Records shown:

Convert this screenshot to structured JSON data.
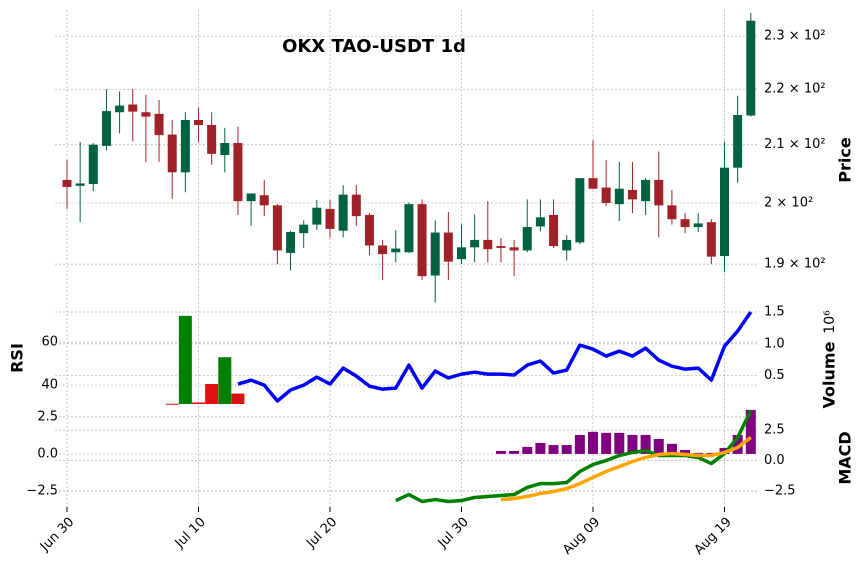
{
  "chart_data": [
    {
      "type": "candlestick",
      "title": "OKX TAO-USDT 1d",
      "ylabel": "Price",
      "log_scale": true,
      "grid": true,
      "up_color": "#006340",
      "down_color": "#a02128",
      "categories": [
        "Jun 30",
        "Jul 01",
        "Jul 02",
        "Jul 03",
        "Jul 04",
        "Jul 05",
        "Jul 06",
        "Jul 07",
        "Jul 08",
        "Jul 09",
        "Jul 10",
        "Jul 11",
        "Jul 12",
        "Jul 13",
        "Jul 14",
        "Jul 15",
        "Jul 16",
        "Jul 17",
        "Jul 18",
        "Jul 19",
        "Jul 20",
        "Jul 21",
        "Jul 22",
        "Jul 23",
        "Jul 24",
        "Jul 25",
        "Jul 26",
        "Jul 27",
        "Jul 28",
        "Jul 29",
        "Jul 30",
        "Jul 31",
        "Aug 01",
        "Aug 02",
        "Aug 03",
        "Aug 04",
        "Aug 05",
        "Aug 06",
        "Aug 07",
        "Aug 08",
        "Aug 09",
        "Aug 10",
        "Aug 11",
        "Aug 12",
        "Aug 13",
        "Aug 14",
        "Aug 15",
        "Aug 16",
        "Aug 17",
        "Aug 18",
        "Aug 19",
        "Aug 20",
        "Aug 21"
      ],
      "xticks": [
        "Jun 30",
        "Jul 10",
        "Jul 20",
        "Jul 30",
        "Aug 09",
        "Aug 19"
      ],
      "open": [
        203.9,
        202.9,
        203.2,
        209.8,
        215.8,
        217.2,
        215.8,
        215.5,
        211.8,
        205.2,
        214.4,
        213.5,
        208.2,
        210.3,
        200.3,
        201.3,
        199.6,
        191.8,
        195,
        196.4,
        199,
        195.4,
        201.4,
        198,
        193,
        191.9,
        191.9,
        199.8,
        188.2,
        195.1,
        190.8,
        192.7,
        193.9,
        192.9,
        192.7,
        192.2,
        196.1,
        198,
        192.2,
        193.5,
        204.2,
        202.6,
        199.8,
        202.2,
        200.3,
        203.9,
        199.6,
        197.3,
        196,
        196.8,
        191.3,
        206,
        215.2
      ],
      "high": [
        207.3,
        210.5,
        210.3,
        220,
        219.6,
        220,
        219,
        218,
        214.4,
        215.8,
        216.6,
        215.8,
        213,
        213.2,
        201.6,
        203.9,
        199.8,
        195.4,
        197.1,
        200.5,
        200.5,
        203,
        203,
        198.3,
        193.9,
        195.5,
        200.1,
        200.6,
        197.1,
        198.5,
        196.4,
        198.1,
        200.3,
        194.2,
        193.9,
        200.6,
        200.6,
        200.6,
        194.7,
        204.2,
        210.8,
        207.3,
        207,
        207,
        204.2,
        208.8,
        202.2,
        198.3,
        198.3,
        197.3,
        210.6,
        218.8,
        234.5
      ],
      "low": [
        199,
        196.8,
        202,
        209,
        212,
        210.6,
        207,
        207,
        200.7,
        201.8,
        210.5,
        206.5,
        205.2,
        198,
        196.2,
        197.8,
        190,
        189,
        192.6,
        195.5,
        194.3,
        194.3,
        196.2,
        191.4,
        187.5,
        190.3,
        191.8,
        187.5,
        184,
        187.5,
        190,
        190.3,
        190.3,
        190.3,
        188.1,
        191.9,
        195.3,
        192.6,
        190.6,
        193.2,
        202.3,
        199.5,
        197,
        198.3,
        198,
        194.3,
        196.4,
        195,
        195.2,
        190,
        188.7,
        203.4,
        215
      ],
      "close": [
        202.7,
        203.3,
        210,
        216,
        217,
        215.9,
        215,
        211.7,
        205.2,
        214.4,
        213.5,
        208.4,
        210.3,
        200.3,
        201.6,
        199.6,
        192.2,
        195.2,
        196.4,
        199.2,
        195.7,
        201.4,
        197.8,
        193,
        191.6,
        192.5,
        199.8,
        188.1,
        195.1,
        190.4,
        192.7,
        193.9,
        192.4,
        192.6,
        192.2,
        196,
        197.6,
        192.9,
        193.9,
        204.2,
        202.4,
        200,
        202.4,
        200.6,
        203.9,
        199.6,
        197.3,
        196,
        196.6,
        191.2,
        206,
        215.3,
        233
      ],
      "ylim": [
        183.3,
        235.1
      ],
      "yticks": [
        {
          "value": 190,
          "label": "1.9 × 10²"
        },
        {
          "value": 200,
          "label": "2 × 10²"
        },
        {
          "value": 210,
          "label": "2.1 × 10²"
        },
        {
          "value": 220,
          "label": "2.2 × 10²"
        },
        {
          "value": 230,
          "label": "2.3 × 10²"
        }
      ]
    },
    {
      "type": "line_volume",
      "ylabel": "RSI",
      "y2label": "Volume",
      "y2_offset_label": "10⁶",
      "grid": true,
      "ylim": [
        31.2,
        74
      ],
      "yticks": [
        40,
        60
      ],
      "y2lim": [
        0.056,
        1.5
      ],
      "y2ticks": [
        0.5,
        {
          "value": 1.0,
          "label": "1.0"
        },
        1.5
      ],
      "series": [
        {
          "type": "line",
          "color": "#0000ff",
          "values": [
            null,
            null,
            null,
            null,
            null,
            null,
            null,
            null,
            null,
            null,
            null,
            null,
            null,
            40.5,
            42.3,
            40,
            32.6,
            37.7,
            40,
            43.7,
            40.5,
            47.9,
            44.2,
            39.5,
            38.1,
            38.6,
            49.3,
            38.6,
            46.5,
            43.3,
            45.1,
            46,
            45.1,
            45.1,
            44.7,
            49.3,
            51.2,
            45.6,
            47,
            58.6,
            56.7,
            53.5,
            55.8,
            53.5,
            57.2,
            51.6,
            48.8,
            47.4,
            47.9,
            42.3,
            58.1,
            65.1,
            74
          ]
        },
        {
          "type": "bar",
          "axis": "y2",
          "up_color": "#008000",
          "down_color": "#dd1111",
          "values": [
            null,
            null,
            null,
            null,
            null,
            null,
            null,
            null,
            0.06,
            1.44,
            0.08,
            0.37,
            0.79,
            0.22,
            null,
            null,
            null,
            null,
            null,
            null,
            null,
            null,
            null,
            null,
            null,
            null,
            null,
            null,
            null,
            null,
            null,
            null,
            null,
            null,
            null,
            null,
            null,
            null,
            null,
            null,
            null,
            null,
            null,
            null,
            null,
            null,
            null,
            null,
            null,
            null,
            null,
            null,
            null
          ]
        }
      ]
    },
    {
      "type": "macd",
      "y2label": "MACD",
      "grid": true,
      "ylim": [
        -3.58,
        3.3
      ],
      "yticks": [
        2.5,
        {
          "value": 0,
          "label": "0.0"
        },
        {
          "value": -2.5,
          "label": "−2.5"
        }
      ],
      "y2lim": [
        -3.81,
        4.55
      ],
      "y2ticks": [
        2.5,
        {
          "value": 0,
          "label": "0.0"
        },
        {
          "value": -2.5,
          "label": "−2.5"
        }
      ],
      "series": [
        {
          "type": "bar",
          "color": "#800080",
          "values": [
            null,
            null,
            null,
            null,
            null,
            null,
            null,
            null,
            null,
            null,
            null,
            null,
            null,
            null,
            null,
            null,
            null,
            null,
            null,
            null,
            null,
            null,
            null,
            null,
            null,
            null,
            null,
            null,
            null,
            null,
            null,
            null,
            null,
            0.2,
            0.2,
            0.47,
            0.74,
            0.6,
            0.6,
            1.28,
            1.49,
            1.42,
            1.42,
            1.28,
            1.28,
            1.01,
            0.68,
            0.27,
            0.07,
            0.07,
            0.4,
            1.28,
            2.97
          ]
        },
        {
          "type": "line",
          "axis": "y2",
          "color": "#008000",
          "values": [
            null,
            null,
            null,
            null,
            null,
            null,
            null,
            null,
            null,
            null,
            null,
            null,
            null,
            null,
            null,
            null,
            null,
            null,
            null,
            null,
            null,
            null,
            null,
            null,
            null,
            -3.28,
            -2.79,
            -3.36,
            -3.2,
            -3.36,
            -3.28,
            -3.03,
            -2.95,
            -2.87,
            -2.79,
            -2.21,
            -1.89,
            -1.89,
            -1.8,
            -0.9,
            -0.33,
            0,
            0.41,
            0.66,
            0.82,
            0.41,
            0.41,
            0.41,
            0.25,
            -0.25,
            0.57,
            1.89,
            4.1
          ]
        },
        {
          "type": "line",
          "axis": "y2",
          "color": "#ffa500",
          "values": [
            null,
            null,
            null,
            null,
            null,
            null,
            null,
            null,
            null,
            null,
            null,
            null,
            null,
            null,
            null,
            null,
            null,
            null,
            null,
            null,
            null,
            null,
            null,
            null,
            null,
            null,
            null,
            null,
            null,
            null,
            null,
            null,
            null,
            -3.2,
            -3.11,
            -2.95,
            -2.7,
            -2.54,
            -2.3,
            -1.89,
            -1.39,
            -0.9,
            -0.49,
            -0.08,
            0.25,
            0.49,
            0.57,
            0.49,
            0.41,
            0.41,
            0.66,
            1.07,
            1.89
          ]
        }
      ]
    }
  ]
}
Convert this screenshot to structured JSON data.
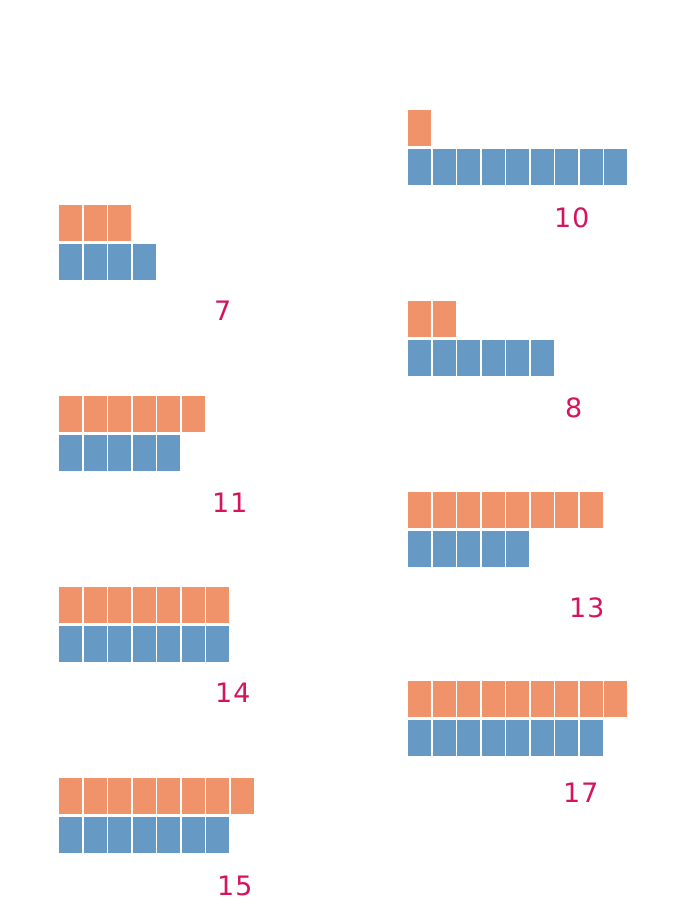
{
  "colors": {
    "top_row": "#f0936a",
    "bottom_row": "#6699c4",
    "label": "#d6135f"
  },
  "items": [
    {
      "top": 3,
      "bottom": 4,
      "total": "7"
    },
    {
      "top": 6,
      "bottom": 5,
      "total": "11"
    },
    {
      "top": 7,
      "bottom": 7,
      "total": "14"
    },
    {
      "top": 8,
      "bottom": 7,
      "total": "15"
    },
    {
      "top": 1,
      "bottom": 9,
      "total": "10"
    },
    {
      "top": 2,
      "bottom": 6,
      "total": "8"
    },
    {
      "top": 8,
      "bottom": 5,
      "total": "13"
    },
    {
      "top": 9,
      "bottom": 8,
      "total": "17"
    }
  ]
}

Exercise details: Copy every single line of the material above that holds "total".

Result for this exercise:
      "total": "7"
      "total": "11"
      "total": "14"
      "total": "15"
      "total": "10"
      "total": "8"
      "total": "13"
      "total": "17"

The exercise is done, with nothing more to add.